### Exercise task
Where a line in the listing contains the string "szótárát", copy that line out.

### Task inputs

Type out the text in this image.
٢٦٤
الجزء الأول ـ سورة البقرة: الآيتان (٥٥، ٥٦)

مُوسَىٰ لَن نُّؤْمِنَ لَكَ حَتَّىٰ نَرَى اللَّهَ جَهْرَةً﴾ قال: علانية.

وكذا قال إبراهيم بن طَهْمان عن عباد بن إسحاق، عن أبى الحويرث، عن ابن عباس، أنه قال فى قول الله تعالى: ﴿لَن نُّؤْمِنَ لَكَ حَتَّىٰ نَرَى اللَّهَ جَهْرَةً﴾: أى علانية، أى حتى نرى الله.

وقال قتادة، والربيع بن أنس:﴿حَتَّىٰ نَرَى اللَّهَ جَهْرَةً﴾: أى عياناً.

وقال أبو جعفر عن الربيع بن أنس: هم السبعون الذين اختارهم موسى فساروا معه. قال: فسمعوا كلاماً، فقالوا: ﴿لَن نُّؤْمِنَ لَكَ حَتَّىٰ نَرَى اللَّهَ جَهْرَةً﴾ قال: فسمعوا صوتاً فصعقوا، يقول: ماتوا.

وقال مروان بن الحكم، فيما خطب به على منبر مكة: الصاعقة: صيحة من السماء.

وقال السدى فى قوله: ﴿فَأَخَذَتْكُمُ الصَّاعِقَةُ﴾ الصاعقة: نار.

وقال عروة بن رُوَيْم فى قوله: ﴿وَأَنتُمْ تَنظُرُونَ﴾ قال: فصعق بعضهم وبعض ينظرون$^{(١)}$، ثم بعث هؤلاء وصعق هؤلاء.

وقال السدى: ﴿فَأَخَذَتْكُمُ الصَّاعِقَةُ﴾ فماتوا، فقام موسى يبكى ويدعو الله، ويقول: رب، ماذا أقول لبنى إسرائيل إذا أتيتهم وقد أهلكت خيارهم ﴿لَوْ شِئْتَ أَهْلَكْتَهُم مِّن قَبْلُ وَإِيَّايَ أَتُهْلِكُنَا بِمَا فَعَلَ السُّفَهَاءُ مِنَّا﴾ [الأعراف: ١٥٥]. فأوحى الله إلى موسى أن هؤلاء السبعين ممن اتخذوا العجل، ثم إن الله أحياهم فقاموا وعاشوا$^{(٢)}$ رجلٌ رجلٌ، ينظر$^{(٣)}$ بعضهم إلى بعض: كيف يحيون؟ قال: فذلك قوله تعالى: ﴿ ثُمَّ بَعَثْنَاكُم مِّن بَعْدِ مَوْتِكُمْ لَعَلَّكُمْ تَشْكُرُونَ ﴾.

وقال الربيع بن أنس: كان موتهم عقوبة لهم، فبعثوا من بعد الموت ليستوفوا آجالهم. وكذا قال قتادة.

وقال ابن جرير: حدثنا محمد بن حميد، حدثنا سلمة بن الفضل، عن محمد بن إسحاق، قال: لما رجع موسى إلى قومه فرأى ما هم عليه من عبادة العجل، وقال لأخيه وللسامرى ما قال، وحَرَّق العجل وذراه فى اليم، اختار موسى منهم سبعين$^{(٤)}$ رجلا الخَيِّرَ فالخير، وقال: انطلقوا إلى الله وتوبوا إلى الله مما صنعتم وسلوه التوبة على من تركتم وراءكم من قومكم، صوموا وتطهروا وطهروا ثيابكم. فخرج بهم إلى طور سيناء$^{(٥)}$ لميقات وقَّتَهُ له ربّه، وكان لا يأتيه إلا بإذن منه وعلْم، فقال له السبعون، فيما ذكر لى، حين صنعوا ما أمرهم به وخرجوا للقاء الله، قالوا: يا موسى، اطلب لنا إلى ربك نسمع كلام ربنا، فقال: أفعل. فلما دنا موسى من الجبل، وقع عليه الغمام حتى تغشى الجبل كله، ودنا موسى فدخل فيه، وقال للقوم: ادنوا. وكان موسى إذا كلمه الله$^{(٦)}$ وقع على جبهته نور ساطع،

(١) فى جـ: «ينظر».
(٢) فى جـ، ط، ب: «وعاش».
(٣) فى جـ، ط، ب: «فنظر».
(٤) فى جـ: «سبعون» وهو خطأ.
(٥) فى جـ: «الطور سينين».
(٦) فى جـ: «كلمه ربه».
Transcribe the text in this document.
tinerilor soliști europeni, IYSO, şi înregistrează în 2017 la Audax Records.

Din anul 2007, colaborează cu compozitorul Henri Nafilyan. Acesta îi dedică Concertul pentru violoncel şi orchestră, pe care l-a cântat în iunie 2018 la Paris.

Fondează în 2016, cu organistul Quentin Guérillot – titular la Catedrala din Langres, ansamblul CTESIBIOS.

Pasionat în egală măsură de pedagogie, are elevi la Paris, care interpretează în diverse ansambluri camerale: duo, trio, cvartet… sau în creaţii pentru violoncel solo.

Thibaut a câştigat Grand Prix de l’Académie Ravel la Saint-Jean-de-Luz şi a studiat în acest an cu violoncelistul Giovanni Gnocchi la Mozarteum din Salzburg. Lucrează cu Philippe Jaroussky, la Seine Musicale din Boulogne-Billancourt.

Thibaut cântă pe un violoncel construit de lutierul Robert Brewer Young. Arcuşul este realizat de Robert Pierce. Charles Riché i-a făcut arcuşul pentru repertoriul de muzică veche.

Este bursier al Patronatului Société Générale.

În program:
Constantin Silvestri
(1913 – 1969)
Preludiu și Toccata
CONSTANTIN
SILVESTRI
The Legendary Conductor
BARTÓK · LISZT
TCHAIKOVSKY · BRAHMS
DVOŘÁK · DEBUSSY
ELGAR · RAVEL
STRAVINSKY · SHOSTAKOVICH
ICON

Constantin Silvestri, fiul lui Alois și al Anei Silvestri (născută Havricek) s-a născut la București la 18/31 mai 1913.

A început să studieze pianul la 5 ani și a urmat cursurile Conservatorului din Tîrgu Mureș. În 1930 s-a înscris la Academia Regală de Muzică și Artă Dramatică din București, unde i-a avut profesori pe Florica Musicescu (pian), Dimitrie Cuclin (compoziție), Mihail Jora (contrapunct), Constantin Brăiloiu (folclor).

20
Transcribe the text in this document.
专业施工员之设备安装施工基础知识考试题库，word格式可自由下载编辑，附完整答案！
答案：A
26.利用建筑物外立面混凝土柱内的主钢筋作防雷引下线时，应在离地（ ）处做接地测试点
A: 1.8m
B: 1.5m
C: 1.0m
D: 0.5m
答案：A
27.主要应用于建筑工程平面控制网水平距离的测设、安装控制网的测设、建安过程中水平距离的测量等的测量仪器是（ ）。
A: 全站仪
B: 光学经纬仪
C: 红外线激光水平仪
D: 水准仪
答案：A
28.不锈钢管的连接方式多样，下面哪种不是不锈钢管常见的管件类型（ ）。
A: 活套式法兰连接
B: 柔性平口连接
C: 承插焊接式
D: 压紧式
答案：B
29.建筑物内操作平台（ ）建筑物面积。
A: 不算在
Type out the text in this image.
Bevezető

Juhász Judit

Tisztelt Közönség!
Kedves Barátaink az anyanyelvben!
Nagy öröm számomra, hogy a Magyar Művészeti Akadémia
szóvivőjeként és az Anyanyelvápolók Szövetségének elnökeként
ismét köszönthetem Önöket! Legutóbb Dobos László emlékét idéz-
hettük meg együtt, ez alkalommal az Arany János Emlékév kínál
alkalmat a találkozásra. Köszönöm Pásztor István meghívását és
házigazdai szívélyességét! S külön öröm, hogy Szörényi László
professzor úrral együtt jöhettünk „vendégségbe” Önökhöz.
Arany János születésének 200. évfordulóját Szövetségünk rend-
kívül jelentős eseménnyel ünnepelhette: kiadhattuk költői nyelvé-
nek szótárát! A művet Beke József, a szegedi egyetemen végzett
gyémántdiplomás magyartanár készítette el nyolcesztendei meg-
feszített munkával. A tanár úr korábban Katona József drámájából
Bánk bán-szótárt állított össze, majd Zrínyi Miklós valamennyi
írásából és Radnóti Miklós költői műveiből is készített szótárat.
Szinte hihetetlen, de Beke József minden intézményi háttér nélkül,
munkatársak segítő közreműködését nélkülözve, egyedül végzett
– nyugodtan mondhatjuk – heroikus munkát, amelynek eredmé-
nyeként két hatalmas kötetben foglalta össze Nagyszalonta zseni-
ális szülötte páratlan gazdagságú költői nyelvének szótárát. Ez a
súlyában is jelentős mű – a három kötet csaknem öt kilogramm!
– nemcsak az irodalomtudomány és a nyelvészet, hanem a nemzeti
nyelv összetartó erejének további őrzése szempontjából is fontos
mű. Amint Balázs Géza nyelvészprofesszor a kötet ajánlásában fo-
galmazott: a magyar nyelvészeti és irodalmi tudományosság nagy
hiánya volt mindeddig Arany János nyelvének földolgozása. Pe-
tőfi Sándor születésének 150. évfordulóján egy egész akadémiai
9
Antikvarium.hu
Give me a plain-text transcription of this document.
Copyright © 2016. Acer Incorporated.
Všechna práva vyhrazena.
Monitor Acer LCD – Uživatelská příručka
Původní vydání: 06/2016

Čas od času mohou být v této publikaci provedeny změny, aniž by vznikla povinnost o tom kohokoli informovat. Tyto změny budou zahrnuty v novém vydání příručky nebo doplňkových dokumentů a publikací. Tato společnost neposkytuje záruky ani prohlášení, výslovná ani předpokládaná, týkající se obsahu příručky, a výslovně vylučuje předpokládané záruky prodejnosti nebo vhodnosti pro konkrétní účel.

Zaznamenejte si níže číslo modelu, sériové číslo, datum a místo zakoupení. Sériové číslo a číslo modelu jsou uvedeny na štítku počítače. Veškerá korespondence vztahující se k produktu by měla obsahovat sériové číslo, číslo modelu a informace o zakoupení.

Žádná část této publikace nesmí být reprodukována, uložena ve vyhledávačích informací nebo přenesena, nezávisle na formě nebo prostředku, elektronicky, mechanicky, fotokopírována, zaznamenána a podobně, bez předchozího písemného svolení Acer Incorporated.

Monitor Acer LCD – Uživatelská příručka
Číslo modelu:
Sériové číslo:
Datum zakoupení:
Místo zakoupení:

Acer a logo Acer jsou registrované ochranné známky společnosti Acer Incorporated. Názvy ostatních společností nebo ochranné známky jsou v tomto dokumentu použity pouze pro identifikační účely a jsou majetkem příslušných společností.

### Written reply
nek szótárát! A művet Beke József, a szegedi egyetemen végzett
ális szülötte páratlan gazdagságú költői nyelvének szótárát. Ez a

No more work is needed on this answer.